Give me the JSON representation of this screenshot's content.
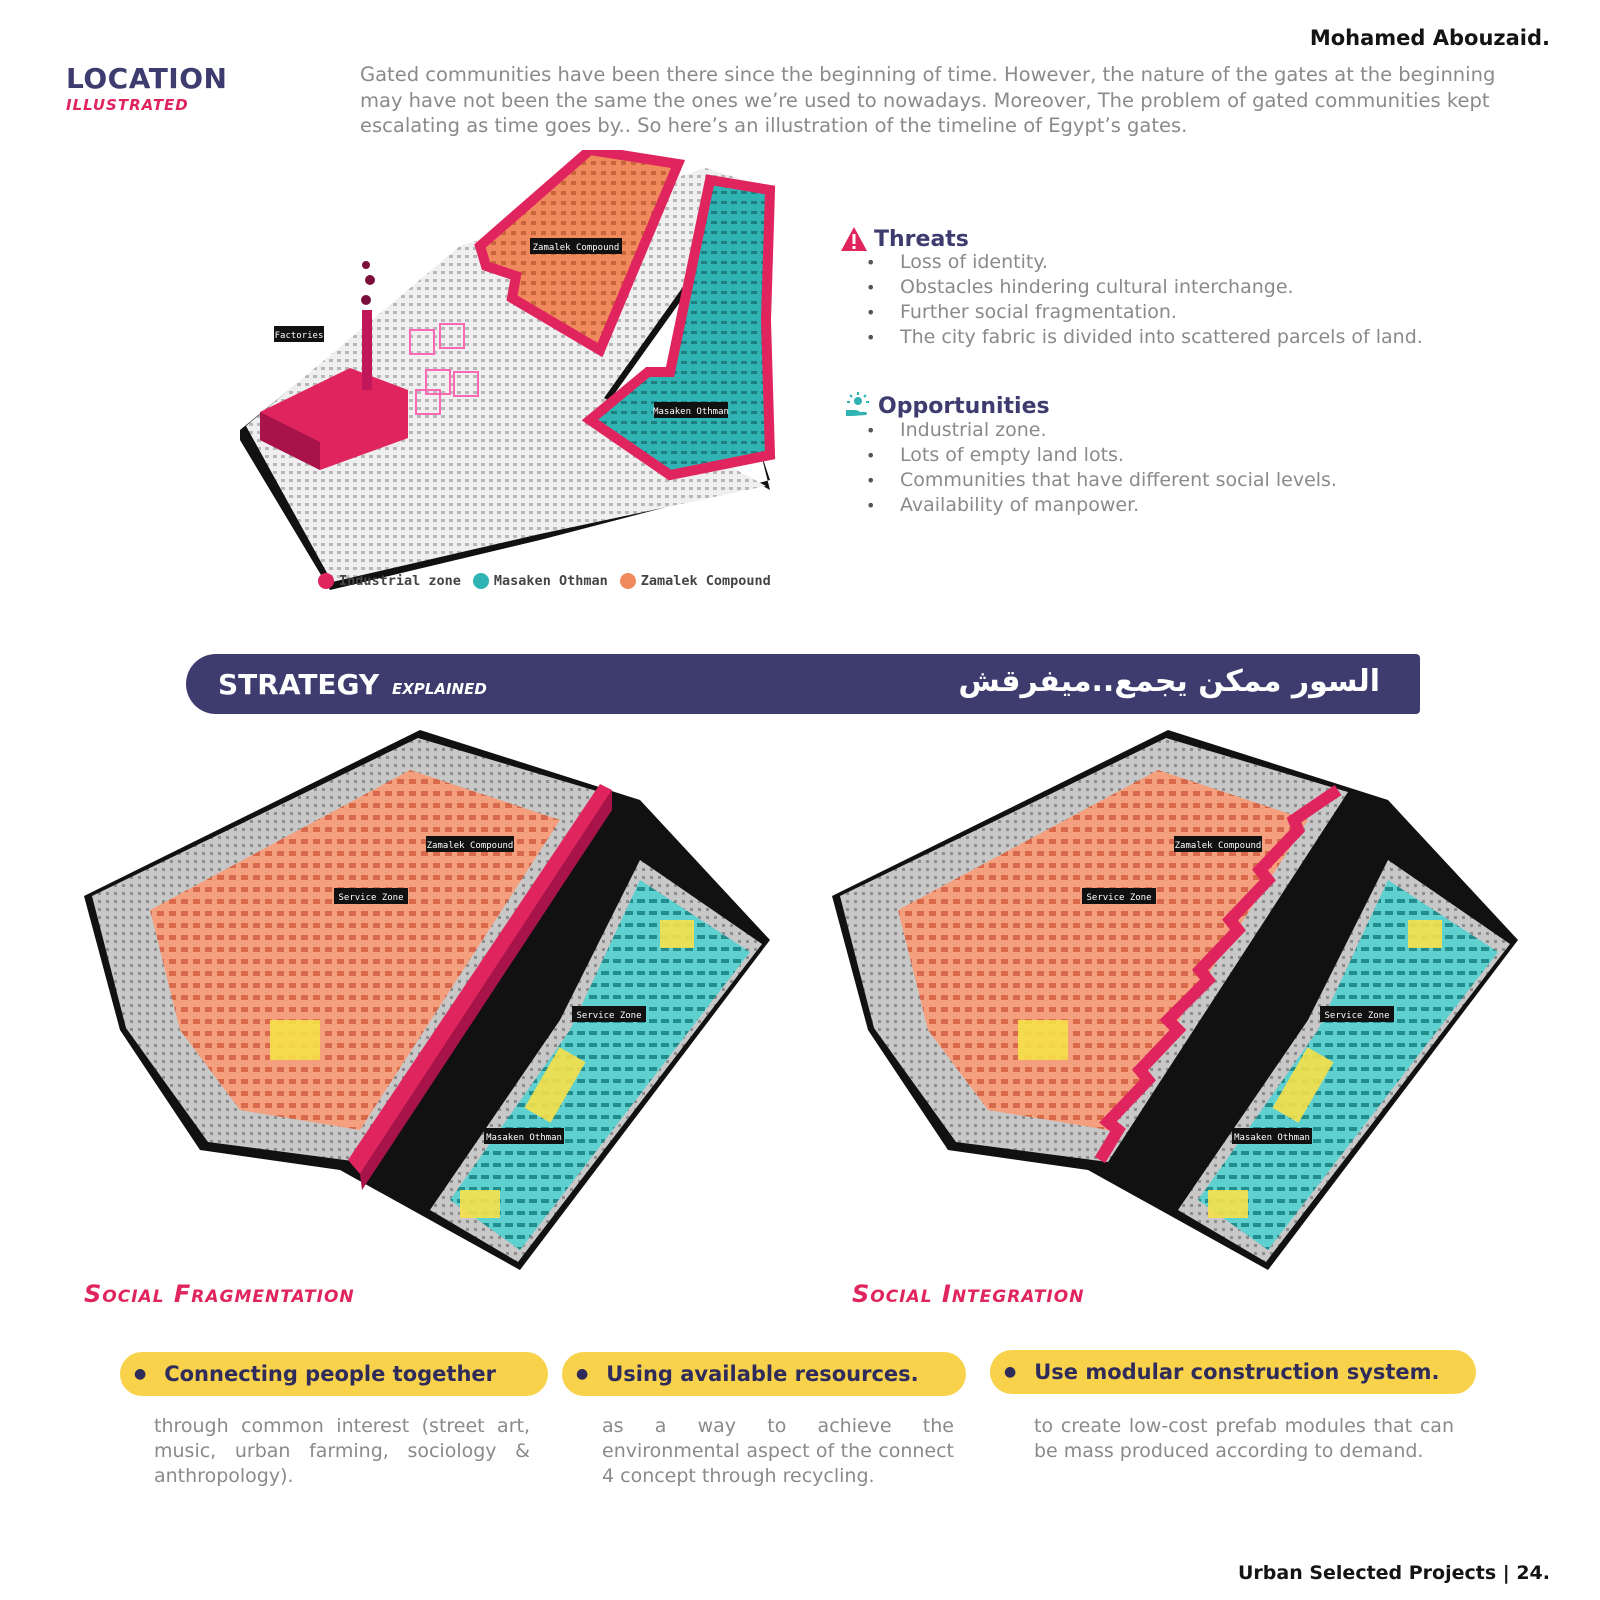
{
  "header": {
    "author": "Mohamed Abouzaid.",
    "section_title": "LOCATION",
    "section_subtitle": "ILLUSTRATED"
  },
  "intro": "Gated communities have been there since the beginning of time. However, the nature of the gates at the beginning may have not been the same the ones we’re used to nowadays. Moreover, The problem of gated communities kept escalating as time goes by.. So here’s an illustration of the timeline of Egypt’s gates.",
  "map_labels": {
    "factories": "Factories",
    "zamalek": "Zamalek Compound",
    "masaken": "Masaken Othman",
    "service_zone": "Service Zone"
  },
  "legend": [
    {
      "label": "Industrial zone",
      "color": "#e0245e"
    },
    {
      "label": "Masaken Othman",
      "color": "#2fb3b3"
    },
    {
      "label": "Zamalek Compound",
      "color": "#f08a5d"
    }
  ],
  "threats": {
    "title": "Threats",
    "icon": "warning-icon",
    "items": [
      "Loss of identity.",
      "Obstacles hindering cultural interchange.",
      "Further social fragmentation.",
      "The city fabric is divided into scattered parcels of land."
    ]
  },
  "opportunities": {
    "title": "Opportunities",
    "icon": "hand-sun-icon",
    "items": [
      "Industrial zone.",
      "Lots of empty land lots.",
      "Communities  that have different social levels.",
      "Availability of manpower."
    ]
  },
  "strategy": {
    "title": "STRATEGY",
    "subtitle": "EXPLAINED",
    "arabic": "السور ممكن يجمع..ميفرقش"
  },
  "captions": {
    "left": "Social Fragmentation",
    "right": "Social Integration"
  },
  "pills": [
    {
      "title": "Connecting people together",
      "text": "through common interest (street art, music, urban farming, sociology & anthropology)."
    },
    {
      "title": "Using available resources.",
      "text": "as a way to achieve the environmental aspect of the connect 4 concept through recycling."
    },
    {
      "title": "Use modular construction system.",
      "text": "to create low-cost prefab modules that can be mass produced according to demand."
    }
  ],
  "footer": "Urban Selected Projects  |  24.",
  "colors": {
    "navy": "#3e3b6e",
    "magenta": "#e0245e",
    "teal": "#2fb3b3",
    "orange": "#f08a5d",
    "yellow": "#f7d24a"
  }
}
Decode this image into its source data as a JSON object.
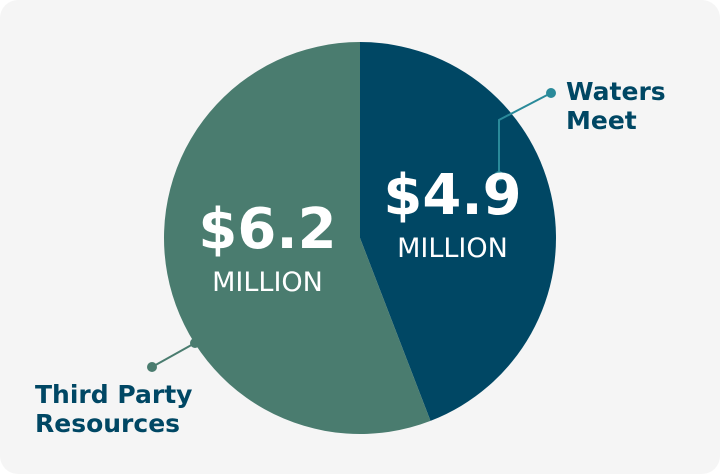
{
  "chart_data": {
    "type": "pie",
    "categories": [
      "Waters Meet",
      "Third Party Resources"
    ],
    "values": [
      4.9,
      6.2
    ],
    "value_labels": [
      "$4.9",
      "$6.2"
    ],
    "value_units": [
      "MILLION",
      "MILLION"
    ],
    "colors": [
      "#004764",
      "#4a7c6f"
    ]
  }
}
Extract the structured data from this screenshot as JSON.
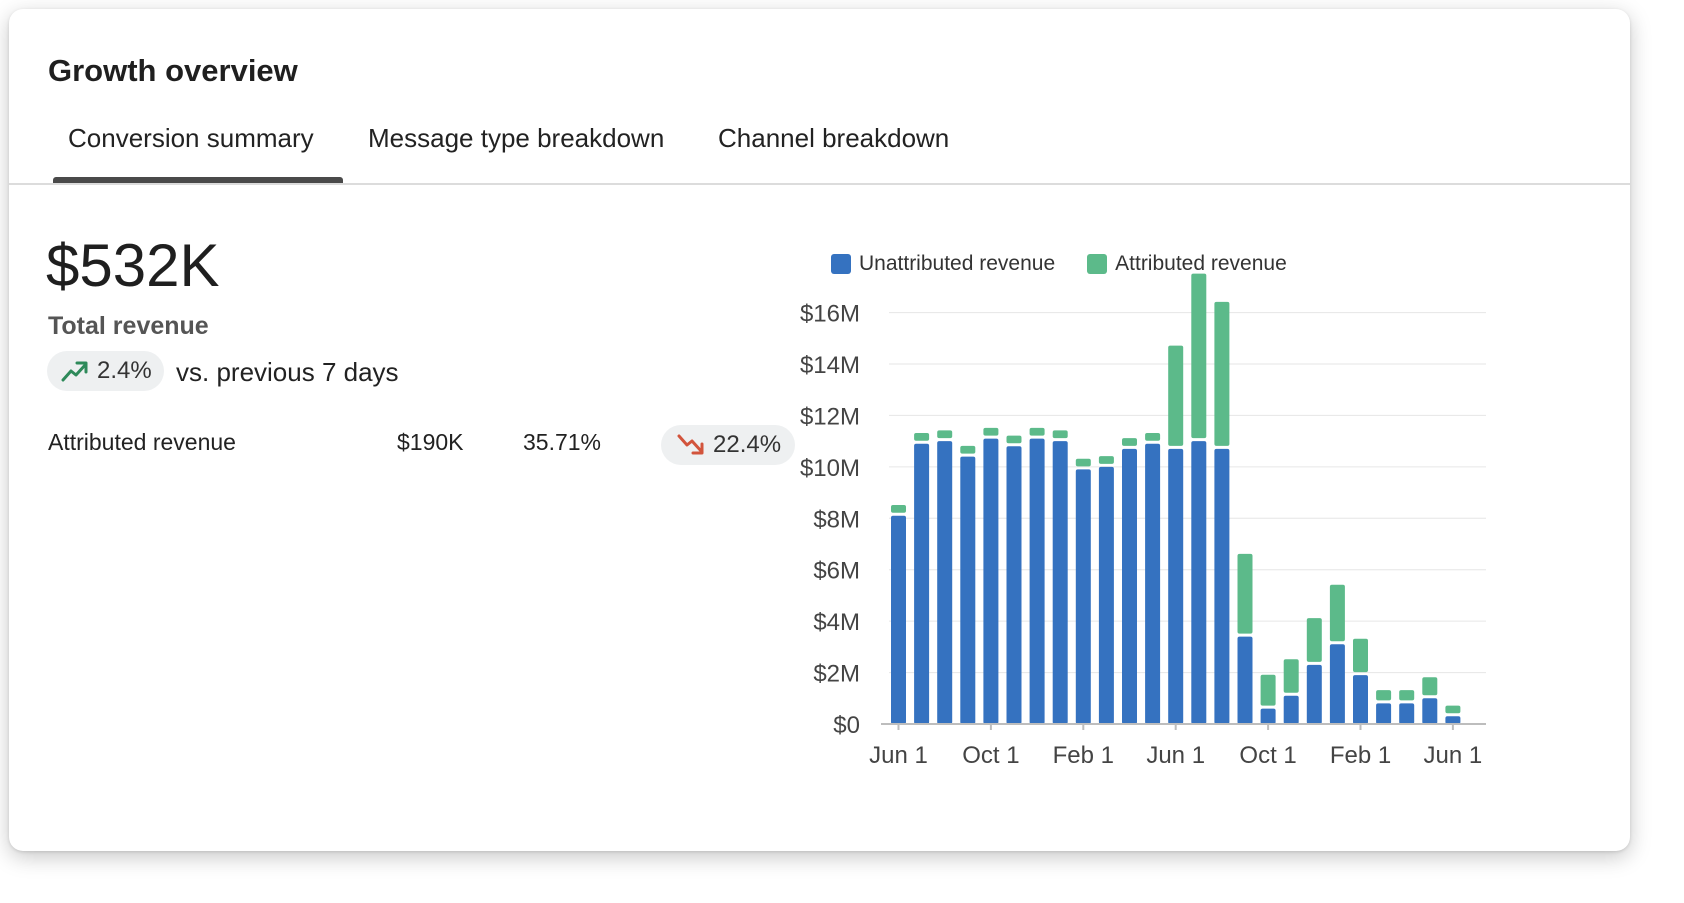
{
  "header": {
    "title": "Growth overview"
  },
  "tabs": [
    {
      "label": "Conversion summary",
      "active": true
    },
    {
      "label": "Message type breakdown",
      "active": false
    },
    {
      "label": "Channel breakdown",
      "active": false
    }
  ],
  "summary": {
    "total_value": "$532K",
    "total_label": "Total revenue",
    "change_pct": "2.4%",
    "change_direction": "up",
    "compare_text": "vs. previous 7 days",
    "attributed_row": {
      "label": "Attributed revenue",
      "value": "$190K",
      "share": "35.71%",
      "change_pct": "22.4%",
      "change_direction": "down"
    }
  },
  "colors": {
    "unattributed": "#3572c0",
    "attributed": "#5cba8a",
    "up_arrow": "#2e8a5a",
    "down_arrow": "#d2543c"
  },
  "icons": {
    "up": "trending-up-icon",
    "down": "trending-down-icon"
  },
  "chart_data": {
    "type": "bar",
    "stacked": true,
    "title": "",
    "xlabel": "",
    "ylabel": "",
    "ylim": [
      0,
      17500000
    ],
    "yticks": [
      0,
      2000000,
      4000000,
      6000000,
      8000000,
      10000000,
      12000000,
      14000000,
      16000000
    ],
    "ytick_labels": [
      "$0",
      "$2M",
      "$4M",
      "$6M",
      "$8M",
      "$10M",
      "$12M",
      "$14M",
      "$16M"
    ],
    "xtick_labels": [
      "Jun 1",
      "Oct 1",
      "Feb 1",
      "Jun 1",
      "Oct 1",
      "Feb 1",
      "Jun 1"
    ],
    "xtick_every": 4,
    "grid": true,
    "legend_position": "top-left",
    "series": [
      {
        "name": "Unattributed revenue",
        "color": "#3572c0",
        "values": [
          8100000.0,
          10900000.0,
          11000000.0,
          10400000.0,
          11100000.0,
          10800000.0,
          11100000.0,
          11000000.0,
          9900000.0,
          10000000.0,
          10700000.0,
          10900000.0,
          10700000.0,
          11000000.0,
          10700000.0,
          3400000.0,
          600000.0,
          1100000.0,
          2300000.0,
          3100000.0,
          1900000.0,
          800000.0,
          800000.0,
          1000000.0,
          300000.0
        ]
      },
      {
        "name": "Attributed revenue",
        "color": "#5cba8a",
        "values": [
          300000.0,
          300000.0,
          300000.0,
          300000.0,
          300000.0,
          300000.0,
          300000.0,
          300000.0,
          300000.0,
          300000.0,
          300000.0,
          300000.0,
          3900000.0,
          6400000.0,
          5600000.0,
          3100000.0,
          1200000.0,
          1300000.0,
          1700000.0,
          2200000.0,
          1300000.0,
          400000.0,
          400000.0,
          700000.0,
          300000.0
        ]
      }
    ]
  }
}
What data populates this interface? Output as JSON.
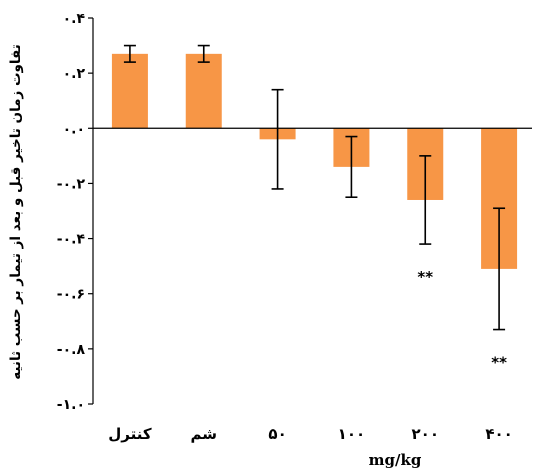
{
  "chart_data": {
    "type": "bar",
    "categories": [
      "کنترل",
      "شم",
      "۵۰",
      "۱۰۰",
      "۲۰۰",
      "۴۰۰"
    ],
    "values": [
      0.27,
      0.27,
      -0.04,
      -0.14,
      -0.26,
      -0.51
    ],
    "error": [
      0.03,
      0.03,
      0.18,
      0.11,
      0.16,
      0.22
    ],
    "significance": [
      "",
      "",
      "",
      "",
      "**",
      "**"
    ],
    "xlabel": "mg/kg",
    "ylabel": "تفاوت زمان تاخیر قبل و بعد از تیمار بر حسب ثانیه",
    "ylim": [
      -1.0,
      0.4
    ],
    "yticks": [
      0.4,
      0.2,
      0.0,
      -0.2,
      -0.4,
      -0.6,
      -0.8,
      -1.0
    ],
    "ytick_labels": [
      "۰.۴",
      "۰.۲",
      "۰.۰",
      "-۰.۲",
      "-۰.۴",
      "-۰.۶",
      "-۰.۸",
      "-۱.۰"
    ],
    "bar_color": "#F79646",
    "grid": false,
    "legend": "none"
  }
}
---
__WHAT YOU SHOULD DO__: Print all of the records shown above exactly, leaving out each picture.

__RESPONSE BELOW__:
Give me the JSON representation of this screenshot's content.
{
  "header": {
    "author": "Mohamed Abouzaid.",
    "section_title": "LOCATION",
    "section_subtitle": "ILLUSTRATED"
  },
  "intro": "Gated communities have been there since the beginning of time. However, the nature of the gates at the beginning may have not been the same the ones we’re used to nowadays. Moreover, The problem of gated communities kept escalating as time goes by.. So here’s an illustration of the timeline of Egypt’s gates.",
  "map_labels": {
    "factories": "Factories",
    "zamalek": "Zamalek Compound",
    "masaken": "Masaken Othman",
    "service_zone": "Service Zone"
  },
  "legend": [
    {
      "label": "Industrial zone",
      "color": "#e0245e"
    },
    {
      "label": "Masaken Othman",
      "color": "#2fb3b3"
    },
    {
      "label": "Zamalek Compound",
      "color": "#f08a5d"
    }
  ],
  "threats": {
    "title": "Threats",
    "icon": "warning-icon",
    "items": [
      "Loss of identity.",
      "Obstacles hindering cultural interchange.",
      "Further social fragmentation.",
      "The city fabric is divided into scattered parcels of land."
    ]
  },
  "opportunities": {
    "title": "Opportunities",
    "icon": "hand-sun-icon",
    "items": [
      "Industrial zone.",
      "Lots of empty land lots.",
      "Communities  that have different social levels.",
      "Availability of manpower."
    ]
  },
  "strategy": {
    "title": "STRATEGY",
    "subtitle": "EXPLAINED",
    "arabic": "السور ممكن يجمع..ميفرقش"
  },
  "captions": {
    "left": "Social Fragmentation",
    "right": "Social Integration"
  },
  "pills": [
    {
      "title": "Connecting people together",
      "text": "through common interest (street art, music, urban farming, sociology & anthropology)."
    },
    {
      "title": "Using available resources.",
      "text": "as a way to achieve the environmental aspect of the connect 4 concept through recycling."
    },
    {
      "title": "Use modular construction system.",
      "text": "to create low-cost prefab modules that can be mass produced according to demand."
    }
  ],
  "footer": "Urban Selected Projects  |  24.",
  "colors": {
    "navy": "#3e3b6e",
    "magenta": "#e0245e",
    "teal": "#2fb3b3",
    "orange": "#f08a5d",
    "yellow": "#f7d24a"
  }
}
Decode this image into its source data as a JSON object.
{
  "chart_data": {
    "type": "pie",
    "categories": [
      "Waters Meet",
      "Third Party Resources"
    ],
    "values": [
      4.9,
      6.2
    ],
    "value_labels": [
      "$4.9",
      "$6.2"
    ],
    "value_units": [
      "MILLION",
      "MILLION"
    ],
    "colors": [
      "#004764",
      "#4a7c6f"
    ]
  }
}
Extract the structured data from this screenshot as JSON.
{
  "header": {
    "title": "Growth overview"
  },
  "tabs": [
    {
      "label": "Conversion summary",
      "active": true
    },
    {
      "label": "Message type breakdown",
      "active": false
    },
    {
      "label": "Channel breakdown",
      "active": false
    }
  ],
  "summary": {
    "total_value": "$532K",
    "total_label": "Total revenue",
    "change_pct": "2.4%",
    "change_direction": "up",
    "compare_text": "vs. previous 7 days",
    "attributed_row": {
      "label": "Attributed revenue",
      "value": "$190K",
      "share": "35.71%",
      "change_pct": "22.4%",
      "change_direction": "down"
    }
  },
  "colors": {
    "unattributed": "#3572c0",
    "attributed": "#5cba8a",
    "up_arrow": "#2e8a5a",
    "down_arrow": "#d2543c"
  },
  "icons": {
    "up": "trending-up-icon",
    "down": "trending-down-icon"
  },
  "chart_data": {
    "type": "bar",
    "stacked": true,
    "title": "",
    "xlabel": "",
    "ylabel": "",
    "ylim": [
      0,
      17500000
    ],
    "yticks": [
      0,
      2000000,
      4000000,
      6000000,
      8000000,
      10000000,
      12000000,
      14000000,
      16000000
    ],
    "ytick_labels": [
      "$0",
      "$2M",
      "$4M",
      "$6M",
      "$8M",
      "$10M",
      "$12M",
      "$14M",
      "$16M"
    ],
    "xtick_labels": [
      "Jun 1",
      "Oct 1",
      "Feb 1",
      "Jun 1",
      "Oct 1",
      "Feb 1",
      "Jun 1"
    ],
    "xtick_every": 4,
    "grid": true,
    "legend_position": "top-left",
    "series": [
      {
        "name": "Unattributed revenue",
        "color": "#3572c0",
        "values": [
          8100000.0,
          10900000.0,
          11000000.0,
          10400000.0,
          11100000.0,
          10800000.0,
          11100000.0,
          11000000.0,
          9900000.0,
          10000000.0,
          10700000.0,
          10900000.0,
          10700000.0,
          11000000.0,
          10700000.0,
          3400000.0,
          600000.0,
          1100000.0,
          2300000.0,
          3100000.0,
          1900000.0,
          800000.0,
          800000.0,
          1000000.0,
          300000.0
        ]
      },
      {
        "name": "Attributed revenue",
        "color": "#5cba8a",
        "values": [
          300000.0,
          300000.0,
          300000.0,
          300000.0,
          300000.0,
          300000.0,
          300000.0,
          300000.0,
          300000.0,
          300000.0,
          300000.0,
          300000.0,
          3900000.0,
          6400000.0,
          5600000.0,
          3100000.0,
          1200000.0,
          1300000.0,
          1700000.0,
          2200000.0,
          1300000.0,
          400000.0,
          400000.0,
          700000.0,
          300000.0
        ]
      }
    ]
  }
}
What data populates this interface? Output as JSON.
{
  "chart_data": {
    "type": "bar",
    "categories": [
      "کنترل",
      "شم",
      "۵۰",
      "۱۰۰",
      "۲۰۰",
      "۴۰۰"
    ],
    "values": [
      0.27,
      0.27,
      -0.04,
      -0.14,
      -0.26,
      -0.51
    ],
    "error": [
      0.03,
      0.03,
      0.18,
      0.11,
      0.16,
      0.22
    ],
    "significance": [
      "",
      "",
      "",
      "",
      "**",
      "**"
    ],
    "xlabel": "mg/kg",
    "ylabel": "تفاوت زمان تاخیر قبل و بعد از تیمار بر حسب ثانیه",
    "ylim": [
      -1.0,
      0.4
    ],
    "yticks": [
      0.4,
      0.2,
      0.0,
      -0.2,
      -0.4,
      -0.6,
      -0.8,
      -1.0
    ],
    "ytick_labels": [
      "۰.۴",
      "۰.۲",
      "۰.۰",
      "-۰.۲",
      "-۰.۴",
      "-۰.۶",
      "-۰.۸",
      "-۱.۰"
    ],
    "bar_color": "#F79646",
    "grid": false,
    "legend": "none"
  }
}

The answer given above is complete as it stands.